• _Problems to work on_
• A. Retype the part of the announcement from "2)  Overview and outlook" up to and including "industrial sub-sectors (2.1%).".
• B. According to the announcement, how many property transactions did Penang register in the first half of 2017?
• C. For each statement, say whether it agrees with the announcement. Answer yes or no and quote the deciding words.
(i) The Scanrite land was valued using the comparison method.
(ii) In Penang, the industrial sub-sector made up a larger share of property market volume than the agricultural sub-sector.
(iii) The earlier announcement on the acquisitions was dated 11 July 2018.

• _Text provided_
- - - - -

NON RELATED PARTY TRANSACTIONS
Description
ACQUISITIONS OF 100% OF SHAREHOLDING INTEREST IN EMINENT POTENTIAL SDN. BHD. AND SCANRITE SDN. BHD. BY ITS SUBSIDIARY COMPANY, ATTA PROPERTIES SDN. BHD.
Reference is made to the announcement dated 11 July 2018 in relation to the Acquisitions of 100% of Shareholding Interest in Eminent Sdn. Bhd. and Scanrite Sdn. Bhd. by its subsidiary company, ATTA Properties Sdn. Bhd. (“APSB” or “Purchaser”), a wholly-owned subsidiary of ATTA, the Board of Director of ATTA wishes to disclose additional informations as belows:

1)  Method of valuation of the Scanrite land is using comparison method

2)  Overview and outlook of the property market
     (a)  Penang
            The property market performance in Penang remained soften in first half of 2017.  The review period registered 7,884 transactions with a total value RM4.07 billion, down by 13.9% in volume and 13.5% in value (first half of 2016: 9,157 transactions worth RM4.7 billion). Residential sub-sector spearheaded the overall market, accounting for 72.3% of the state’s property market volume. This was followed by the agricultural (8.9%), commercial (8.9%), development land (7.9%) and industrial sub-sectors (2.1%).

- - - - -

• _Entries provided_
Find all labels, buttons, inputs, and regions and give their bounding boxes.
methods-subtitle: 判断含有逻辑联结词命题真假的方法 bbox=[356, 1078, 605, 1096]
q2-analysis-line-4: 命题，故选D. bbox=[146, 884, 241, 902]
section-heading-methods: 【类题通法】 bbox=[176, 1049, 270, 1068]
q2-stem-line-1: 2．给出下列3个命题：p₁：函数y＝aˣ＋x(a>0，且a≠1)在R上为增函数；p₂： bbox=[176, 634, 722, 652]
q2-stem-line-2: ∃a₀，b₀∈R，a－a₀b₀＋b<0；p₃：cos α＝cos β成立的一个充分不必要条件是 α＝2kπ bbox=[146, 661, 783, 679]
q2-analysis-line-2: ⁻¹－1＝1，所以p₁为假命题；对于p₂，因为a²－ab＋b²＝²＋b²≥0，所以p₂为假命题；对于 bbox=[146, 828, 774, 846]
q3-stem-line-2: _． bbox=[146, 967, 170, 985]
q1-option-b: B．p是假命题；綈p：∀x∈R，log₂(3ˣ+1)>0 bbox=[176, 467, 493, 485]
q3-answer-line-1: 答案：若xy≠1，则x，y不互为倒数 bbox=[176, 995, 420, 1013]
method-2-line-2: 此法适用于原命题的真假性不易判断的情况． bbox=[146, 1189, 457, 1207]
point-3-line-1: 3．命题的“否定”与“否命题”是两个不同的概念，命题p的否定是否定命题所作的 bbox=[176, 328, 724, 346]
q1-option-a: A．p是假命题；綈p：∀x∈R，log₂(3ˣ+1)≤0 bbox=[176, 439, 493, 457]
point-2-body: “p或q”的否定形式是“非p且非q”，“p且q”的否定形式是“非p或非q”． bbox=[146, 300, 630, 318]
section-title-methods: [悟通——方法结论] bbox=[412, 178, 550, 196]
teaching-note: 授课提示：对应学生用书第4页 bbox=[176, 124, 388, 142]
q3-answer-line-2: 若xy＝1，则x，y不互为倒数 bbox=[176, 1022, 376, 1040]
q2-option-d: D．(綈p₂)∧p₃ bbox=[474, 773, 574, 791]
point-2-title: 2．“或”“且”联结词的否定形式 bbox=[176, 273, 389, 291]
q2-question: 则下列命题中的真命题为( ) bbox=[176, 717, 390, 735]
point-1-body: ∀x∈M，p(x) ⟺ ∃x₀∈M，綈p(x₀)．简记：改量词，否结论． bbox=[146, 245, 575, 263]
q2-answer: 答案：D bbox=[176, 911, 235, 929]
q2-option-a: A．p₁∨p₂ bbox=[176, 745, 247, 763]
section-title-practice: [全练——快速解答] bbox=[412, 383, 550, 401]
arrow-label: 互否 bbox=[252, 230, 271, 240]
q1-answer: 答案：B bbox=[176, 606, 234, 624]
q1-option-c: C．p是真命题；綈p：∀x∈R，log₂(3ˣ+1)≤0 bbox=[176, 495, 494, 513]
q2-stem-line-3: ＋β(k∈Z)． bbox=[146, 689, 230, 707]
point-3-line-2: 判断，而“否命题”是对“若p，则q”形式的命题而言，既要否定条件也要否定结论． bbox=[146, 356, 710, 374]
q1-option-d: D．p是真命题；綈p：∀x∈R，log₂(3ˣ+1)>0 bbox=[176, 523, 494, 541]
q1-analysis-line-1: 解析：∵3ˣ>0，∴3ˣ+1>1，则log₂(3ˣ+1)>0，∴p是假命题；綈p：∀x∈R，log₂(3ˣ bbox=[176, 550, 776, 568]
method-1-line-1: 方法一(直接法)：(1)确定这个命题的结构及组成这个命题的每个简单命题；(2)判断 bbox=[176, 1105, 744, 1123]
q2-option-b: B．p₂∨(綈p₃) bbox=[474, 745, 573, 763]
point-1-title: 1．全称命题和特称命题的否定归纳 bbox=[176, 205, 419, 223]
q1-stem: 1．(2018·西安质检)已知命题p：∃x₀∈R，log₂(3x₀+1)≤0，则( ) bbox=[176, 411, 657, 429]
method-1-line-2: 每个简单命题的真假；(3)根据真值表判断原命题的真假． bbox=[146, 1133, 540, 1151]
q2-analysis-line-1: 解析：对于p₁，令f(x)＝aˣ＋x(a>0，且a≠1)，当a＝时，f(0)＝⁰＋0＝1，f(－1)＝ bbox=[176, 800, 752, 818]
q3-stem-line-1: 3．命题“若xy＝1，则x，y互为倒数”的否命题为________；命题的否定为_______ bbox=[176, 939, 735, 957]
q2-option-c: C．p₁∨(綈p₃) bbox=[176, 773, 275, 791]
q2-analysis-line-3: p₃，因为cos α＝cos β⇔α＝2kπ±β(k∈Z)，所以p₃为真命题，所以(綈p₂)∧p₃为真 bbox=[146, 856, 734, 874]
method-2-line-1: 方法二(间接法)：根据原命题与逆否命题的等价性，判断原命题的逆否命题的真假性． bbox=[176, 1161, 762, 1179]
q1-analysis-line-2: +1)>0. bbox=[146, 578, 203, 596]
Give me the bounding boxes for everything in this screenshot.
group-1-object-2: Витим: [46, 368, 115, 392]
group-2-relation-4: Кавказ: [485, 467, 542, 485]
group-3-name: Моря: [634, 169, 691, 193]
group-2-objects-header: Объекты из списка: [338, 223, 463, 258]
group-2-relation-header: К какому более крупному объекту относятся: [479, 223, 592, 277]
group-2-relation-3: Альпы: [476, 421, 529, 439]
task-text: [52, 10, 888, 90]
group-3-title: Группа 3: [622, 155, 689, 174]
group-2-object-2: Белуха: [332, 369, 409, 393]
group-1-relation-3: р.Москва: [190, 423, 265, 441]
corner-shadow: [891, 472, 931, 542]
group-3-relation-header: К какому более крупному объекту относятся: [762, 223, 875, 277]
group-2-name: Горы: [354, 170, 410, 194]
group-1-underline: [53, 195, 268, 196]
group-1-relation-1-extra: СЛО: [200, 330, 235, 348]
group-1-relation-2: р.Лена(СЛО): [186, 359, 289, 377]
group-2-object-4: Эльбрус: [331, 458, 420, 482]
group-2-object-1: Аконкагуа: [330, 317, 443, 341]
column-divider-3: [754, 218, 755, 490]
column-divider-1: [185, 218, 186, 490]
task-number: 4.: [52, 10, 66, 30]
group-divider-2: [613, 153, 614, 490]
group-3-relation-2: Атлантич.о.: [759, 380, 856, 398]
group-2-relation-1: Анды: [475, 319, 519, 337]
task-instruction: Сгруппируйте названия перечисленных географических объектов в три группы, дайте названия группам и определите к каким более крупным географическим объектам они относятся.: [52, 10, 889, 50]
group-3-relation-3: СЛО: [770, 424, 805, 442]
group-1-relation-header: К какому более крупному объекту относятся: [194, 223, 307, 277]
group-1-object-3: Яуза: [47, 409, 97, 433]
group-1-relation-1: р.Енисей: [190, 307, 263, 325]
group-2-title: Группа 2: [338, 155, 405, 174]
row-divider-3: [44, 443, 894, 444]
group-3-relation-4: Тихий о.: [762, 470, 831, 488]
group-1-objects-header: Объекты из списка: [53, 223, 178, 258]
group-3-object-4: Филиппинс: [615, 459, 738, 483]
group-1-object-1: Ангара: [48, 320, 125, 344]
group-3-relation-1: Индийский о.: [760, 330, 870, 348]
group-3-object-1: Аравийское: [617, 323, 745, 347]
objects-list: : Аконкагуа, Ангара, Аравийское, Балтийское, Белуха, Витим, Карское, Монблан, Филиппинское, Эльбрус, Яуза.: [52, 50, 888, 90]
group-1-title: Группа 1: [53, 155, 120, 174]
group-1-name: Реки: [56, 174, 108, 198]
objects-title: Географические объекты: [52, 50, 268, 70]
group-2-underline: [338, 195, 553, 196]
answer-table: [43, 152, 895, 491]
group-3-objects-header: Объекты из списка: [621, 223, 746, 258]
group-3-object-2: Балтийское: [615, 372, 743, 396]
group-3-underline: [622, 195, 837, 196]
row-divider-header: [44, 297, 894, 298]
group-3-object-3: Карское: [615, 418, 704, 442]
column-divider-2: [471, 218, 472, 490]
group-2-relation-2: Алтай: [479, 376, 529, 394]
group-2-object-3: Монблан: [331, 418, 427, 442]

- - - - -

• _Exercise solutions_
• A.
2)  Overview and outlook of the property market
     (a)  Penang
            The property market performance in Penang remained soften in first half of 2017.  The review period registered 7,884 transactions with a total value RM4.07 billion, down by 13.9% in volume and 13.5% in value (first half of 2016: 9,157 transactions worth RM4.7 billion). Residential sub-sector spearheaded the overall market, accounting for 72.3% of the state’s property market volume. This was followed by the agricultural (8.9%), commercial (8.9%), development land (7.9%) and industrial sub-sectors (2.1%).

• B. 7,884 transactions.

• C.
(i) Yes: "Method of valuation of the Scanrite land is using comparison method"
(ii) No: "the agricultural (8.9%), commercial (8.9%), development land (7.9%) and industrial sub-sectors (2.1%)"
(iii) Yes: "the announcement dated 11 July 2018"